Reproduce the records from the line containing "setting-title: 자동완성 설: [191, 593, 253, 611]" through the line containing "time-range-label: 기간: [273, 290, 299, 309]", swapping every "setting-title" for "setting-label" and leaving everything else unchanged. Output only those lines.

"""

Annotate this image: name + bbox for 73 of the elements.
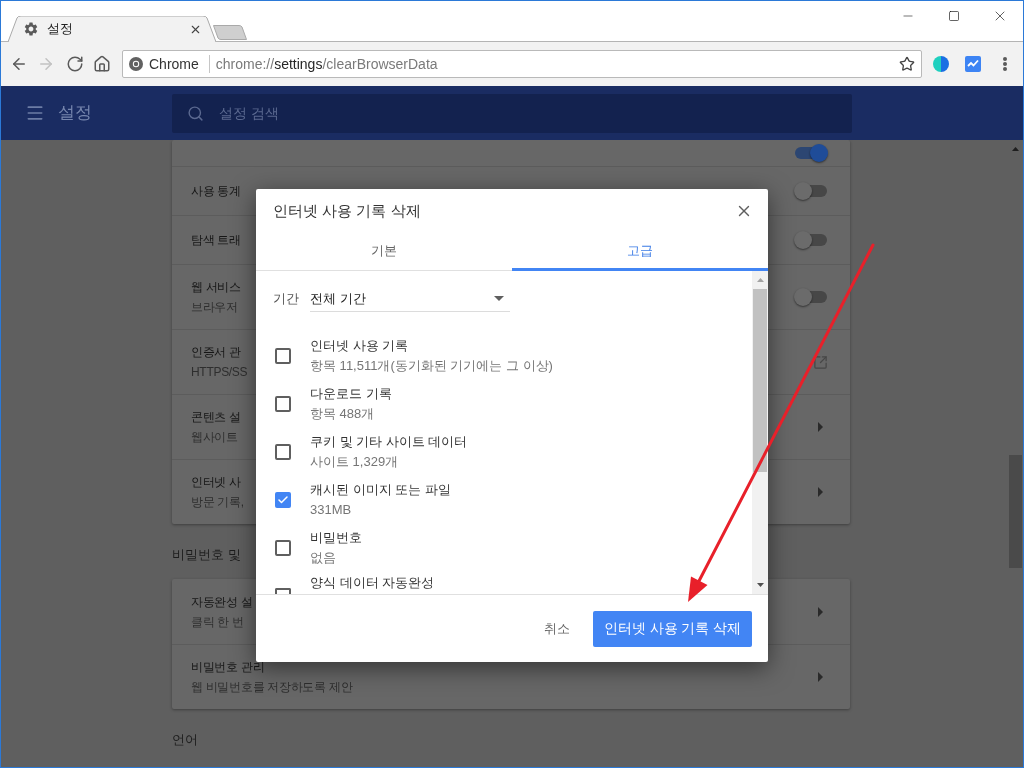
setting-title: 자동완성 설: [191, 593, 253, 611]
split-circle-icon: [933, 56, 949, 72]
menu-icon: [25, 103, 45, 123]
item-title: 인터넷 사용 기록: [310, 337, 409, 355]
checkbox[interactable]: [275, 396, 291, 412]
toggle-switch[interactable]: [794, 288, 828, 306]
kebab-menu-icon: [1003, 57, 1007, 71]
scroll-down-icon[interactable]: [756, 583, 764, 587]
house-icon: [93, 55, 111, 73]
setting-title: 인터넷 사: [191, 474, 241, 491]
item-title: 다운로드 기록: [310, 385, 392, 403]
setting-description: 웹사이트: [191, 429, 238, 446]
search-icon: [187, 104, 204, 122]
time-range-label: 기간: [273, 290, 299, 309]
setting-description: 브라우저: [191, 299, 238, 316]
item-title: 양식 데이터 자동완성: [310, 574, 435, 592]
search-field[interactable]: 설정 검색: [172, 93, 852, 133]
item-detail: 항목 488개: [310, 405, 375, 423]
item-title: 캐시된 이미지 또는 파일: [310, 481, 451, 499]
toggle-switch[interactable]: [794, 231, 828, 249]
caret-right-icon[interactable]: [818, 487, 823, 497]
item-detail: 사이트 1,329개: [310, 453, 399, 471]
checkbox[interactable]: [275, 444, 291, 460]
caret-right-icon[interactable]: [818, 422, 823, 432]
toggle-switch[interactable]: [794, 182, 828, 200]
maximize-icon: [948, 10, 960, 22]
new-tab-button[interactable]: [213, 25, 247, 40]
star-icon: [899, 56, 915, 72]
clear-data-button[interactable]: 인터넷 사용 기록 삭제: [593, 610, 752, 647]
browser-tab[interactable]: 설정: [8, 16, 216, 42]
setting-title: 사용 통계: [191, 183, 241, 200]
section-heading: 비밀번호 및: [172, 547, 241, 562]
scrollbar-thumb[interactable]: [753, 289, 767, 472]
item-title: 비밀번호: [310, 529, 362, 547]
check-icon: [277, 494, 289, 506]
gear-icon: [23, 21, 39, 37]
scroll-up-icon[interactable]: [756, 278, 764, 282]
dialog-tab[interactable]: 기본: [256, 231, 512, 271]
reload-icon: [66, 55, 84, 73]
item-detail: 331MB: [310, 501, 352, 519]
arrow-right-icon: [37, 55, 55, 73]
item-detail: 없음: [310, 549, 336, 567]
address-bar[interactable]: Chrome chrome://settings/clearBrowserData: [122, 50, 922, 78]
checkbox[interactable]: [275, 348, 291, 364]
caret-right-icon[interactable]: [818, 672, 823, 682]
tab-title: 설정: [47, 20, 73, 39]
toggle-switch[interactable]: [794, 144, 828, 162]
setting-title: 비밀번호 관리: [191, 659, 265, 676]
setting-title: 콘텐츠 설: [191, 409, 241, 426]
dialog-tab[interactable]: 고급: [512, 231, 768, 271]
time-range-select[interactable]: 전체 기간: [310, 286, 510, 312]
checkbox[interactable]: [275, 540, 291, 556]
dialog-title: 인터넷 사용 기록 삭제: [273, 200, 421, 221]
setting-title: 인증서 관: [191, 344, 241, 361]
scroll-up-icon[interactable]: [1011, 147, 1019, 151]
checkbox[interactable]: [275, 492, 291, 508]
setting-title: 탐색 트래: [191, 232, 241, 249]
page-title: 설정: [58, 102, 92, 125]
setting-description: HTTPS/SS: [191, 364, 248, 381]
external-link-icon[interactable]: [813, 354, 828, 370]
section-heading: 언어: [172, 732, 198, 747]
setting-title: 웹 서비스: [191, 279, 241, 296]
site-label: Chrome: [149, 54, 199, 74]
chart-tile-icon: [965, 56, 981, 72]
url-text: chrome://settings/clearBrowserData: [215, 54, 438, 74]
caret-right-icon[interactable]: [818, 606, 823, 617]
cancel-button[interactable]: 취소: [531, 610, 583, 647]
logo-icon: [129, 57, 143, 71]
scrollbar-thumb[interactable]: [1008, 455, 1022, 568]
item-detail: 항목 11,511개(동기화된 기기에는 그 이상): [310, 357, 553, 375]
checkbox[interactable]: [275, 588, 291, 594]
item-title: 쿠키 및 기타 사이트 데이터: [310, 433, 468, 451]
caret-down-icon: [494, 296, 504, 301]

"""

> [Expected answer]
setting-label: 자동완성 설: [191, 593, 253, 611]
split-circle-icon: [933, 56, 949, 72]
menu-icon: [25, 103, 45, 123]
item-title: 인터넷 사용 기록: [310, 337, 409, 355]
checkbox[interactable]: [275, 396, 291, 412]
toggle-switch[interactable]: [794, 288, 828, 306]
kebab-menu-icon: [1003, 57, 1007, 71]
scroll-down-icon[interactable]: [756, 583, 764, 587]
house-icon: [93, 55, 111, 73]
setting-label: 인터넷 사: [191, 474, 241, 491]
item-title: 다운로드 기록: [310, 385, 392, 403]
setting-description: 웹사이트: [191, 429, 238, 446]
search-icon: [187, 104, 204, 122]
time-range-label: 기간: [273, 290, 299, 309]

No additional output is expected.